(Dataset entries)
>>>>>

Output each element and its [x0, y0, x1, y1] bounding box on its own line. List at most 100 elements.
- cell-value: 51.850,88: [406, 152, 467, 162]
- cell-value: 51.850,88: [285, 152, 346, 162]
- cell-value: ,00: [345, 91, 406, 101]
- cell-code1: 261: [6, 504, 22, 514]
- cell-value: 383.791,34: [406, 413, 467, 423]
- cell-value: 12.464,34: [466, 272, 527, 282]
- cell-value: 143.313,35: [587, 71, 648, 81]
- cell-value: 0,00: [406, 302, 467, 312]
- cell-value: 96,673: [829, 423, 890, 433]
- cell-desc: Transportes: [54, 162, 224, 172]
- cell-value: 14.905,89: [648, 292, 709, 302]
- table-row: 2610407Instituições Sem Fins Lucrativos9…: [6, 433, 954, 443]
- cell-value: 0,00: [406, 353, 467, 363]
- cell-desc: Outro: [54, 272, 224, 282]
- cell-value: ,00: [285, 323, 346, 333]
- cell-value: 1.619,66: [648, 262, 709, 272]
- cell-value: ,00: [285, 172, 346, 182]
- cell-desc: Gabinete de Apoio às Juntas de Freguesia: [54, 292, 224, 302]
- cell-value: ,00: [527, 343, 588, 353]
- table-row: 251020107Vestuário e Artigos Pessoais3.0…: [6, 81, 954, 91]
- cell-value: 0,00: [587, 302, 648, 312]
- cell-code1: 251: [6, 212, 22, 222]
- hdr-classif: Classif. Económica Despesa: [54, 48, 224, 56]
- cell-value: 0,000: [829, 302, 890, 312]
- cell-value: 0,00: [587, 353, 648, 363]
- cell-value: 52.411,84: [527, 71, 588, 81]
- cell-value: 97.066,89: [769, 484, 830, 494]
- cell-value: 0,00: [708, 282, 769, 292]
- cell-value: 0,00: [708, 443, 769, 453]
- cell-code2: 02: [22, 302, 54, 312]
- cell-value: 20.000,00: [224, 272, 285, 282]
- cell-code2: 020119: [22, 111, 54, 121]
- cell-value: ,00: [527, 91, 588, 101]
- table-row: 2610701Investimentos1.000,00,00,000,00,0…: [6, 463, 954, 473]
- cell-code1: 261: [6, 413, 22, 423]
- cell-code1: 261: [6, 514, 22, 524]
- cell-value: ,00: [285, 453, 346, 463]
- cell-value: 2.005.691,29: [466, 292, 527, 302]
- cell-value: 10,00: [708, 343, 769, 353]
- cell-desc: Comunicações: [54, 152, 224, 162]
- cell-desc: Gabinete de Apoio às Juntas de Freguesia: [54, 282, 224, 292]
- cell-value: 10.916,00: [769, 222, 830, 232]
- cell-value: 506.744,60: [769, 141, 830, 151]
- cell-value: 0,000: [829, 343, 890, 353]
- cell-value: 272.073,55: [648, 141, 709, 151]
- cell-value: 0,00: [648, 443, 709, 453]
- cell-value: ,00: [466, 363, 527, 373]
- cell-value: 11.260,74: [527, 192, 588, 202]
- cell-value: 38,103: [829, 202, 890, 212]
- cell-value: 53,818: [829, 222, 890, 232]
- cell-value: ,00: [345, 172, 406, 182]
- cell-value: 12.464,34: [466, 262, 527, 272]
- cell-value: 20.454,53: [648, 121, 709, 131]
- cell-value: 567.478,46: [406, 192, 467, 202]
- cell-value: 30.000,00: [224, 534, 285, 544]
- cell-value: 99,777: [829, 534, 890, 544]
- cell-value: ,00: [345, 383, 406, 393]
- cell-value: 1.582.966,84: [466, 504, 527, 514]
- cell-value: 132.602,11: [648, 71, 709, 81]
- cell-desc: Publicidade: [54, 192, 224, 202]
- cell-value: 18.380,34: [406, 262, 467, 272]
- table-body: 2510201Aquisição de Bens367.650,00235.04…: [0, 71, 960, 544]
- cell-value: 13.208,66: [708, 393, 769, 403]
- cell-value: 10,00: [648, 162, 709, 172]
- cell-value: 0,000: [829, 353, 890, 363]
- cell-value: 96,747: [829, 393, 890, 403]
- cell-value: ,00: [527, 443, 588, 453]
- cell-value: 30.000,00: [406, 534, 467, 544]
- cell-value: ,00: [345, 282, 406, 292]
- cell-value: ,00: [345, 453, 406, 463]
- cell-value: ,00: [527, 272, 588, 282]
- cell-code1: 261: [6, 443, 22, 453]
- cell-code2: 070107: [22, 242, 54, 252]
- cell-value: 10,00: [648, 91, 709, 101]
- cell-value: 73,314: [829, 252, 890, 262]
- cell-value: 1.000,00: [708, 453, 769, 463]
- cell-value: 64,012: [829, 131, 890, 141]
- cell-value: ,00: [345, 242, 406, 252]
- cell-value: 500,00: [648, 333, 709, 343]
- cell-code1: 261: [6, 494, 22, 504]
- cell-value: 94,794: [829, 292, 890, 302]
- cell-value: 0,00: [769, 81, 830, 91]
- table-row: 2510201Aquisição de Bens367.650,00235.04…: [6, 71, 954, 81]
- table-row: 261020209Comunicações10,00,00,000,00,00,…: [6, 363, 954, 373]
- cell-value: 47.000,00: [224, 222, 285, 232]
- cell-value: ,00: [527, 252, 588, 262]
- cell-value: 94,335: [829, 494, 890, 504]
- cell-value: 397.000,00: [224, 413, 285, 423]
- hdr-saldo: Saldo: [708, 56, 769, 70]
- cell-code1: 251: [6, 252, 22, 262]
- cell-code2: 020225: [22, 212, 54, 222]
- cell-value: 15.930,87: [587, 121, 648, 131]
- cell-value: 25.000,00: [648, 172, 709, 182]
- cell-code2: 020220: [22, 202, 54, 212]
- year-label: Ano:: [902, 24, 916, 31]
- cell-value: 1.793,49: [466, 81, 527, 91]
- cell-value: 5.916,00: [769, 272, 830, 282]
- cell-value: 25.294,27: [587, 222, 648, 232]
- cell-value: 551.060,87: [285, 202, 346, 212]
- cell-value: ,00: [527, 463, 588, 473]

<<<<<

◆ **SHORT EXERCISE**
Write out every line of the data above as a numbered list, leaving out any blank lines.

◆ **EXPECTED ANSWER**
1. Output each element and its [x0, y0, x1, y1] bounding box on its own line. List at most 100 elements.
2. - cell-value: 51.850,88: [406, 152, 467, 162]
3. - cell-value: 51.850,88: [285, 152, 346, 162]
4. - cell-value: ,00: [345, 91, 406, 101]
5. - cell-code1: 261: [6, 504, 22, 514]
6. - cell-value: 383.791,34: [406, 413, 467, 423]
7. - cell-value: 12.464,34: [466, 272, 527, 282]
8. - cell-value: 143.313,35: [587, 71, 648, 81]
9. - cell-value: 0,00: [406, 302, 467, 312]
10. - cell-value: 96,673: [829, 423, 890, 433]
11. - cell-desc: Transportes: [54, 162, 224, 172]
12. - cell-value: 14.905,89: [648, 292, 709, 302]
13. - table-row: 2610407Instituições Sem Fins Lucrativos9…: [6, 433, 954, 443]
14. - cell-value: 0,00: [406, 353, 467, 363]
15. - cell-desc: Outro: [54, 272, 224, 282]
16. - cell-value: ,00: [285, 323, 346, 333]
17. - cell-value: 1.619,66: [648, 262, 709, 272]
18. - cell-value: ,00: [285, 172, 346, 182]
19. - cell-desc: Gabinete de Apoio às Juntas de Freguesia: [54, 292, 224, 302]
20. - cell-value: ,00: [527, 343, 588, 353]
21. - table-row: 251020107Vestuário e Artigos Pessoais3.0…: [6, 81, 954, 91]
22. - cell-value: 0,00: [587, 302, 648, 312]
23. - cell-code1: 251: [6, 212, 22, 222]
24. - hdr-classif: Classif. Económica Despesa: [54, 48, 224, 56]
25. - cell-value: 0,000: [829, 302, 890, 312]
26. - cell-value: 0,00: [587, 353, 648, 363]
27. - cell-value: 52.411,84: [527, 71, 588, 81]
28. - cell-value: 97.066,89: [769, 484, 830, 494]
29. - cell-value: 0,00: [708, 282, 769, 292]
30. - cell-value: 0,00: [708, 443, 769, 453]
31. - cell-code2: 02: [22, 302, 54, 312]
32. - cell-value: 20.000,00: [224, 272, 285, 282]
33. - cell-code2: 020119: [22, 111, 54, 121]
34. - cell-value: ,00: [527, 91, 588, 101]
35. - table-row: 2610701Investimentos1.000,00,00,000,00,0…: [6, 463, 954, 473]
36. - cell-code1: 261: [6, 413, 22, 423]
37. - cell-code1: 261: [6, 514, 22, 524]
38. - cell-value: ,00: [285, 453, 346, 463]
39. - cell-value: 2.005.691,29: [466, 292, 527, 302]
40. - cell-value: 10,00: [708, 343, 769, 353]
41. - cell-desc: Comunicações: [54, 152, 224, 162]
42. - cell-desc: Gabinete de Apoio às Juntas de Freguesia: [54, 282, 224, 292]
43. - cell-value: 10.916,00: [769, 222, 830, 232]
44. - cell-value: 506.744,60: [769, 141, 830, 151]
45. - cell-value: 0,000: [829, 343, 890, 353]
46. - cell-value: 272.073,55: [648, 141, 709, 151]
47. - cell-value: 0,00: [648, 443, 709, 453]
48. - cell-value: ,00: [466, 363, 527, 373]
49. - cell-value: 11.260,74: [527, 192, 588, 202]
50. - cell-value: 38,103: [829, 202, 890, 212]
51. - cell-value: 53,818: [829, 222, 890, 232]
52. - cell-value: ,00: [345, 172, 406, 182]
53. - cell-value: 12.464,34: [466, 262, 527, 272]
54. - cell-value: 20.454,53: [648, 121, 709, 131]
55. - cell-value: 567.478,46: [406, 192, 467, 202]
56. - cell-value: 30.000,00: [224, 534, 285, 544]
57. - cell-value: 99,777: [829, 534, 890, 544]
58. - cell-value: ,00: [345, 383, 406, 393]
59. - cell-value: 1.582.966,84: [466, 504, 527, 514]
60. - cell-value: 132.602,11: [648, 71, 709, 81]
61. - cell-desc: Publicidade: [54, 192, 224, 202]
62. - cell-value: 18.380,34: [406, 262, 467, 272]
63. - table-body: 2510201Aquisição de Bens367.650,00235.04…: [0, 71, 960, 544]
64. - cell-value: 13.208,66: [708, 393, 769, 403]
65. - cell-value: 10,00: [648, 162, 709, 172]
66. - cell-value: 0,000: [829, 353, 890, 363]
67. - cell-value: 96,747: [829, 393, 890, 403]
68. - cell-value: ,00: [527, 443, 588, 453]
69. - cell-value: 30.000,00: [406, 534, 467, 544]
70. - cell-value: ,00: [345, 282, 406, 292]
71. - cell-value: ,00: [345, 453, 406, 463]
72. - cell-value: ,00: [527, 272, 588, 282]
73. - cell-code1: 261: [6, 443, 22, 453]
74. - cell-code2: 070107: [22, 242, 54, 252]
75. - cell-value: 10,00: [648, 91, 709, 101]
76. - cell-value: 73,314: [829, 252, 890, 262]
77. - cell-value: 1.000,00: [708, 453, 769, 463]
78. - cell-value: 64,012: [829, 131, 890, 141]
79. - cell-value: ,00: [345, 242, 406, 252]
80. - cell-value: 500,00: [648, 333, 709, 343]
81. - cell-code1: 261: [6, 494, 22, 504]
82. - cell-value: 94,794: [829, 292, 890, 302]
83. - cell-value: 0,00: [769, 81, 830, 91]
84. - table-row: 2510201Aquisição de Bens367.650,00235.04…: [6, 71, 954, 81]
85. - table-row: 261020209Comunicações10,00,00,000,00,00,…: [6, 363, 954, 373]
86. - cell-value: 47.000,00: [224, 222, 285, 232]
87. - cell-value: ,00: [527, 252, 588, 262]
88. - cell-value: 94,335: [829, 494, 890, 504]
89. - cell-value: 397.000,00: [224, 413, 285, 423]
90. - hdr-saldo: Saldo: [708, 56, 769, 70]
91. - cell-code1: 251: [6, 252, 22, 262]
92. - cell-code2: 020225: [22, 212, 54, 222]
93. - cell-value: 15.930,87: [587, 121, 648, 131]
94. - cell-value: 25.000,00: [648, 172, 709, 182]
95. - cell-code2: 020220: [22, 202, 54, 212]
96. - year-label: Ano:: [902, 24, 916, 31]
97. - cell-value: 1.793,49: [466, 81, 527, 91]
98. - cell-value: 5.916,00: [769, 272, 830, 282]
99. - cell-value: 25.294,27: [587, 222, 648, 232]
100. - cell-value: 551.060,87: [285, 202, 346, 212]
101. - cell-value: ,00: [527, 463, 588, 473]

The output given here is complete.